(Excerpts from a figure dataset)
====

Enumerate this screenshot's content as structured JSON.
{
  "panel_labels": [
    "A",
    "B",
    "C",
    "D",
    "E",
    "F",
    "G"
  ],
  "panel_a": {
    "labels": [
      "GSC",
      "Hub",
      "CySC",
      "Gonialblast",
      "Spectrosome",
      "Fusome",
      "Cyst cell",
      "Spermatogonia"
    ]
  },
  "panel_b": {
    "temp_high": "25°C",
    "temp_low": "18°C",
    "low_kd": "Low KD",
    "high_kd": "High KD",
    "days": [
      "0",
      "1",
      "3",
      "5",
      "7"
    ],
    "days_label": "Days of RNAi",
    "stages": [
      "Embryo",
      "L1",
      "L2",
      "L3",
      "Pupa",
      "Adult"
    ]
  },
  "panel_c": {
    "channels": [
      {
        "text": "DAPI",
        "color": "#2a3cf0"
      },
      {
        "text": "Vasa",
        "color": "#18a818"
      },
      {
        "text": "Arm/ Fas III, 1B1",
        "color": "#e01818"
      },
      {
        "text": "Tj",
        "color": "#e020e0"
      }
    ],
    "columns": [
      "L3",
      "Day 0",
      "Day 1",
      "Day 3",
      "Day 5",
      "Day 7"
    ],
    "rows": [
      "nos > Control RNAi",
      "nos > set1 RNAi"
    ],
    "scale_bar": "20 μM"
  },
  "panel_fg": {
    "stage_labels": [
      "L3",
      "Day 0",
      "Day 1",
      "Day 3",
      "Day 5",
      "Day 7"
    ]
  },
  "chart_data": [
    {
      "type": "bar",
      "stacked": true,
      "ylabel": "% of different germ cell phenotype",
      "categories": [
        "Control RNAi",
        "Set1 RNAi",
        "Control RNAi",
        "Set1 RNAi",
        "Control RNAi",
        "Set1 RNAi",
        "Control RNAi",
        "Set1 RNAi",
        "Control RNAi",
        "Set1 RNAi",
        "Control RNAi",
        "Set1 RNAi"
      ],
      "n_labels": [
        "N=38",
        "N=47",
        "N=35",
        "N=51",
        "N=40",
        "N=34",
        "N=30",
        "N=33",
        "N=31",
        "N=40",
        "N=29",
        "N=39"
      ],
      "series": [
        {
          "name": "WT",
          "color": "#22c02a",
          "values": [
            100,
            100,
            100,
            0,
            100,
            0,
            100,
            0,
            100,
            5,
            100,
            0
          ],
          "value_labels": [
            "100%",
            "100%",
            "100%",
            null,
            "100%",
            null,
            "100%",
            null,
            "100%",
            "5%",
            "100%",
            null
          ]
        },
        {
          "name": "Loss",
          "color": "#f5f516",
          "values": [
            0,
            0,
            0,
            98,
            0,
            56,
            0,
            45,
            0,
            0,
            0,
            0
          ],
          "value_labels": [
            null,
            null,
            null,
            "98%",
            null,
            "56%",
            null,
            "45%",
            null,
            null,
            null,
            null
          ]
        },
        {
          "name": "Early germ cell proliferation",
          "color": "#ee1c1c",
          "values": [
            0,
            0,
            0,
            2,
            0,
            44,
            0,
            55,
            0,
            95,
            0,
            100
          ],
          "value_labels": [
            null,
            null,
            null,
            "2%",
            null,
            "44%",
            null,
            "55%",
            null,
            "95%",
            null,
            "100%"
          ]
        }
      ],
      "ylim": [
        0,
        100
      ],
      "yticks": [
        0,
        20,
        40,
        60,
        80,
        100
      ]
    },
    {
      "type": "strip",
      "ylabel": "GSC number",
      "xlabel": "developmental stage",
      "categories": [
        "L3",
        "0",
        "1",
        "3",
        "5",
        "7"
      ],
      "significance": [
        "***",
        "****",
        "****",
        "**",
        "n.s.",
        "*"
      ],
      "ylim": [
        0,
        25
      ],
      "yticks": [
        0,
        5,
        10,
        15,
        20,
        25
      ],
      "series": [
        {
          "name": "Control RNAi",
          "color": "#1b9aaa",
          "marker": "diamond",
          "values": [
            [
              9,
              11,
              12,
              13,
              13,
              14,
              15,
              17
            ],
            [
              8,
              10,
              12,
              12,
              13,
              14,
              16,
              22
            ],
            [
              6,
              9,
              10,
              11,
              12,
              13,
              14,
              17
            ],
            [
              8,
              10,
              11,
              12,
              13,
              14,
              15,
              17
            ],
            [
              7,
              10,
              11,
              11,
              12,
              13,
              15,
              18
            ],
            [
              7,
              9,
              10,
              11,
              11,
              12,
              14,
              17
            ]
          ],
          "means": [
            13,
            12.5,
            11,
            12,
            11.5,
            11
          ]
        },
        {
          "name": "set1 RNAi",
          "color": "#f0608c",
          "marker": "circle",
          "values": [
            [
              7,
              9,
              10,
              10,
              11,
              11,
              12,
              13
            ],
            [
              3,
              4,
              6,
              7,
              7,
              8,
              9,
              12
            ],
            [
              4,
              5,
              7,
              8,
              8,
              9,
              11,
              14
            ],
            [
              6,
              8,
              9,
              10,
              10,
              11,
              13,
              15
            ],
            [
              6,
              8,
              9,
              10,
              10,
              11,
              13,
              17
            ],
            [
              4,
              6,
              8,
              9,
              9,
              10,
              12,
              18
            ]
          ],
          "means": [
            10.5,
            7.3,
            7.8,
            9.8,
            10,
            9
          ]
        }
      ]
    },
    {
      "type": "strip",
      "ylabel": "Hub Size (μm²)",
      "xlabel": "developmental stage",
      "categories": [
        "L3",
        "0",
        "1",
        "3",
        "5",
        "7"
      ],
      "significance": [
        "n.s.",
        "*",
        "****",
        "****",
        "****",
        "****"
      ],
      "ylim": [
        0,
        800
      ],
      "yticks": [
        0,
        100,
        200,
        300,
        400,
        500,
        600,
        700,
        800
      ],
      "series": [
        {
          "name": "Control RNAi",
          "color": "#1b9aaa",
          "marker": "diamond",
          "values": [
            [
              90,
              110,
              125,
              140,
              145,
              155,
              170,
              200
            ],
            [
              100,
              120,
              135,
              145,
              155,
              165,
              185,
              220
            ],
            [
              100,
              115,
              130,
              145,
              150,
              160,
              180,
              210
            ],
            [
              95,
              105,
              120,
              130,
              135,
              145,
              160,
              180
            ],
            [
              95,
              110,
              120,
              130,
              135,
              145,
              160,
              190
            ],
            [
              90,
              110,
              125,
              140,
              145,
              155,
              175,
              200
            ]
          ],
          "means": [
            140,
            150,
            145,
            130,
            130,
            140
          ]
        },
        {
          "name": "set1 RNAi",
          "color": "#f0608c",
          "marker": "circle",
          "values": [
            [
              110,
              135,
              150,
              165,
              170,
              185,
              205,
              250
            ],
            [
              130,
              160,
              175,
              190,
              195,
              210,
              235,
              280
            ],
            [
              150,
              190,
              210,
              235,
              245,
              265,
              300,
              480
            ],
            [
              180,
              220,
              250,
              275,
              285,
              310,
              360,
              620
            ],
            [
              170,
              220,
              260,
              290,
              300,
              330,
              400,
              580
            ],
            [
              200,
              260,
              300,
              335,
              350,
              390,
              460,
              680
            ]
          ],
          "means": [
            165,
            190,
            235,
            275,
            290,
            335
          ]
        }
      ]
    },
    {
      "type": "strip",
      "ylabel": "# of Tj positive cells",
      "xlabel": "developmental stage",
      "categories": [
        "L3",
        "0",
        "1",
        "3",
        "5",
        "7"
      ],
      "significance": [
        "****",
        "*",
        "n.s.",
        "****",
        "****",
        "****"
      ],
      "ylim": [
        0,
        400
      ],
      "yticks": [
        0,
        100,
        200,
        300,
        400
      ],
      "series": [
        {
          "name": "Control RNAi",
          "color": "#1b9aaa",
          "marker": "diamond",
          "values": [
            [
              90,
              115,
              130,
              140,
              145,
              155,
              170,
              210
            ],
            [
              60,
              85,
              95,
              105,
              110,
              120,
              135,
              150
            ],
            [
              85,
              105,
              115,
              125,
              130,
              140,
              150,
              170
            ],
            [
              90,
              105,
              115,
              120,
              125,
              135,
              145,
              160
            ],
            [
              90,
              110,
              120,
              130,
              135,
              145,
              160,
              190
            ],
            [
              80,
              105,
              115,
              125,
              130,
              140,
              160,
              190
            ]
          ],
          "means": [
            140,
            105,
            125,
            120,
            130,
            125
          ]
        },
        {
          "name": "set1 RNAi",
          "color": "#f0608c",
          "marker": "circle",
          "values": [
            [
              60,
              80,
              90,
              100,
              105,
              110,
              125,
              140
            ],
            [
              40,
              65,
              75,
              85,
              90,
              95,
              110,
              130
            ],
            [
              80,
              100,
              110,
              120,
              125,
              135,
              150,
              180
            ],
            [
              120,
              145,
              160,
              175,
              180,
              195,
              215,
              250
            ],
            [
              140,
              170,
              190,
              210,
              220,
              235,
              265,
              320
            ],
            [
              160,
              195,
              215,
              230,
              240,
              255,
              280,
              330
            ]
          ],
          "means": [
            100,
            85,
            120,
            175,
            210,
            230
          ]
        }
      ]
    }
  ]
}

====

Exercise:
Lines holding the word "germ": say how many there are in the data, and nothing more.

Solution to the problem:
2